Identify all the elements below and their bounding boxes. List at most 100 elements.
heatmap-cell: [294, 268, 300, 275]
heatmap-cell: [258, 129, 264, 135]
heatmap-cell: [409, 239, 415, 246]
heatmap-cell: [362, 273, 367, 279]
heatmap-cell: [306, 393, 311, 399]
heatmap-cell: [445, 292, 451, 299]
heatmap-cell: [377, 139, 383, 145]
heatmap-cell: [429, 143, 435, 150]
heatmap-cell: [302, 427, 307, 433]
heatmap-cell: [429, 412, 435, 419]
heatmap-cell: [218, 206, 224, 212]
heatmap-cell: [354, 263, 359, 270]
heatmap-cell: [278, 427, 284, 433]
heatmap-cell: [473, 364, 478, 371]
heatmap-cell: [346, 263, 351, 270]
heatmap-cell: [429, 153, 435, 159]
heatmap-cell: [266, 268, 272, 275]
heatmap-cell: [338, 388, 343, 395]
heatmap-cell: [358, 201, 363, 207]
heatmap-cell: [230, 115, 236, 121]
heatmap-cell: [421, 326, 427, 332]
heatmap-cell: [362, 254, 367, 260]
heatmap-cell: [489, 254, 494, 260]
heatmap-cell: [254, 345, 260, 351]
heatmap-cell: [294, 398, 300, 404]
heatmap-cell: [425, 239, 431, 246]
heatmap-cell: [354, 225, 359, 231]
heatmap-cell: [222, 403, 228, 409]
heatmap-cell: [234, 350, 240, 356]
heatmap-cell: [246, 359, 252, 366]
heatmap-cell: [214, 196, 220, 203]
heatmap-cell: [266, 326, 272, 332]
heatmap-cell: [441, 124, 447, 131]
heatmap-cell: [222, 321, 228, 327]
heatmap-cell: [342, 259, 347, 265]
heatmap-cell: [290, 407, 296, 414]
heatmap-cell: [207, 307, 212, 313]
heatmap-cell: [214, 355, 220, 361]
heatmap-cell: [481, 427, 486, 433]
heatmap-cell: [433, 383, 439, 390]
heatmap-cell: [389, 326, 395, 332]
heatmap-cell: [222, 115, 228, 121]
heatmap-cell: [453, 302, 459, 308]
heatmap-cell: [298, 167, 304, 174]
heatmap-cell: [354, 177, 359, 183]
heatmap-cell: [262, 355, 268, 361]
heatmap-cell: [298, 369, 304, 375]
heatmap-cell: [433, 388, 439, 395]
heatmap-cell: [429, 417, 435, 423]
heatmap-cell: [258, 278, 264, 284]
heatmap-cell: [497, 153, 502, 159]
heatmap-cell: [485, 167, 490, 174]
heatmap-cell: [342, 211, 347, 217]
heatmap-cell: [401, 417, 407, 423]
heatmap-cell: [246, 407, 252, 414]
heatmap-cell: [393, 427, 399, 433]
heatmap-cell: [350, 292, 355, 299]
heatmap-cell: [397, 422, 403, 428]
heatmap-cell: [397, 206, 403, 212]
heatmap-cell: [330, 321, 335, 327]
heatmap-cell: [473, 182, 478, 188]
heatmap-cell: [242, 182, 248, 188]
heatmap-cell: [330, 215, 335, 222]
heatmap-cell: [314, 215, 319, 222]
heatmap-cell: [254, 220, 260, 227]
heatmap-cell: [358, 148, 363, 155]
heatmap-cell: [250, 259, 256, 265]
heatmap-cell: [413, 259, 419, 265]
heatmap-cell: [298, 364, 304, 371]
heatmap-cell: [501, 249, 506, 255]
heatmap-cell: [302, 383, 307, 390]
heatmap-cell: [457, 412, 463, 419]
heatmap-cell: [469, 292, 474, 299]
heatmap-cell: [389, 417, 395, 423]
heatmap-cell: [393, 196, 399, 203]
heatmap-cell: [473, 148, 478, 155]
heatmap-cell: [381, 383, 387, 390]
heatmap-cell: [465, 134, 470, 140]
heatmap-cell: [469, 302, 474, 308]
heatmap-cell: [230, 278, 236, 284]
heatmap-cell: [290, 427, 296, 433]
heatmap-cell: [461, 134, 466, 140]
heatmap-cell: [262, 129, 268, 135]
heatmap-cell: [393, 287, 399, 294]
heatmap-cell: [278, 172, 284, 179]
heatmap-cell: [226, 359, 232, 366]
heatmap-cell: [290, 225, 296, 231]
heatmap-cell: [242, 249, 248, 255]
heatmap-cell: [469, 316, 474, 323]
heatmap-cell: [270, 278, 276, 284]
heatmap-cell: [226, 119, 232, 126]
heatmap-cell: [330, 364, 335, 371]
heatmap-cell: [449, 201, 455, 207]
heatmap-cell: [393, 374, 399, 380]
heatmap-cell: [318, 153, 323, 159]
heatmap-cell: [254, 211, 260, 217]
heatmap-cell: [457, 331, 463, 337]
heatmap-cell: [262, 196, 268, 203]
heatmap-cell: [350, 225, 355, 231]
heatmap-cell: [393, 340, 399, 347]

[Stated exercise]
Give the records above again, swapping "bounding boxes" for "coordinates" and keeping everything else unchanged.

[Solution to the problem]
Identify all the elements below and their coordinates. List at most 100 elements.
heatmap-cell: [294, 268, 300, 275]
heatmap-cell: [258, 129, 264, 135]
heatmap-cell: [409, 239, 415, 246]
heatmap-cell: [362, 273, 367, 279]
heatmap-cell: [306, 393, 311, 399]
heatmap-cell: [445, 292, 451, 299]
heatmap-cell: [377, 139, 383, 145]
heatmap-cell: [429, 143, 435, 150]
heatmap-cell: [302, 427, 307, 433]
heatmap-cell: [429, 412, 435, 419]
heatmap-cell: [218, 206, 224, 212]
heatmap-cell: [354, 263, 359, 270]
heatmap-cell: [278, 427, 284, 433]
heatmap-cell: [473, 364, 478, 371]
heatmap-cell: [346, 263, 351, 270]
heatmap-cell: [429, 153, 435, 159]
heatmap-cell: [266, 268, 272, 275]
heatmap-cell: [338, 388, 343, 395]
heatmap-cell: [358, 201, 363, 207]
heatmap-cell: [230, 115, 236, 121]
heatmap-cell: [421, 326, 427, 332]
heatmap-cell: [362, 254, 367, 260]
heatmap-cell: [489, 254, 494, 260]
heatmap-cell: [254, 345, 260, 351]
heatmap-cell: [294, 398, 300, 404]
heatmap-cell: [425, 239, 431, 246]
heatmap-cell: [354, 225, 359, 231]
heatmap-cell: [222, 403, 228, 409]
heatmap-cell: [234, 350, 240, 356]
heatmap-cell: [246, 359, 252, 366]
heatmap-cell: [214, 196, 220, 203]
heatmap-cell: [266, 326, 272, 332]
heatmap-cell: [441, 124, 447, 131]
heatmap-cell: [222, 321, 228, 327]
heatmap-cell: [342, 259, 347, 265]
heatmap-cell: [290, 407, 296, 414]
heatmap-cell: [207, 307, 212, 313]
heatmap-cell: [214, 355, 220, 361]
heatmap-cell: [481, 427, 486, 433]
heatmap-cell: [433, 383, 439, 390]
heatmap-cell: [389, 326, 395, 332]
heatmap-cell: [222, 115, 228, 121]
heatmap-cell: [453, 302, 459, 308]
heatmap-cell: [298, 167, 304, 174]
heatmap-cell: [354, 177, 359, 183]
heatmap-cell: [262, 355, 268, 361]
heatmap-cell: [298, 369, 304, 375]
heatmap-cell: [433, 388, 439, 395]
heatmap-cell: [429, 417, 435, 423]
heatmap-cell: [258, 278, 264, 284]
heatmap-cell: [497, 153, 502, 159]
heatmap-cell: [485, 167, 490, 174]
heatmap-cell: [342, 211, 347, 217]
heatmap-cell: [401, 417, 407, 423]
heatmap-cell: [246, 407, 252, 414]
heatmap-cell: [393, 427, 399, 433]
heatmap-cell: [350, 292, 355, 299]
heatmap-cell: [397, 422, 403, 428]
heatmap-cell: [397, 206, 403, 212]
heatmap-cell: [330, 321, 335, 327]
heatmap-cell: [473, 182, 478, 188]
heatmap-cell: [242, 182, 248, 188]
heatmap-cell: [330, 215, 335, 222]
heatmap-cell: [314, 215, 319, 222]
heatmap-cell: [254, 220, 260, 227]
heatmap-cell: [358, 148, 363, 155]
heatmap-cell: [250, 259, 256, 265]
heatmap-cell: [413, 259, 419, 265]
heatmap-cell: [298, 364, 304, 371]
heatmap-cell: [501, 249, 506, 255]
heatmap-cell: [302, 383, 307, 390]
heatmap-cell: [457, 412, 463, 419]
heatmap-cell: [469, 292, 474, 299]
heatmap-cell: [389, 417, 395, 423]
heatmap-cell: [393, 196, 399, 203]
heatmap-cell: [473, 148, 478, 155]
heatmap-cell: [381, 383, 387, 390]
heatmap-cell: [465, 134, 470, 140]
heatmap-cell: [469, 302, 474, 308]
heatmap-cell: [230, 278, 236, 284]
heatmap-cell: [290, 427, 296, 433]
heatmap-cell: [461, 134, 466, 140]
heatmap-cell: [262, 129, 268, 135]
heatmap-cell: [393, 287, 399, 294]
heatmap-cell: [278, 172, 284, 179]
heatmap-cell: [226, 359, 232, 366]
heatmap-cell: [290, 225, 296, 231]
heatmap-cell: [242, 249, 248, 255]
heatmap-cell: [469, 316, 474, 323]
heatmap-cell: [270, 278, 276, 284]
heatmap-cell: [226, 119, 232, 126]
heatmap-cell: [330, 364, 335, 371]
heatmap-cell: [449, 201, 455, 207]
heatmap-cell: [393, 374, 399, 380]
heatmap-cell: [318, 153, 323, 159]
heatmap-cell: [254, 211, 260, 217]
heatmap-cell: [457, 331, 463, 337]
heatmap-cell: [262, 196, 268, 203]
heatmap-cell: [350, 225, 355, 231]
heatmap-cell: [393, 340, 399, 347]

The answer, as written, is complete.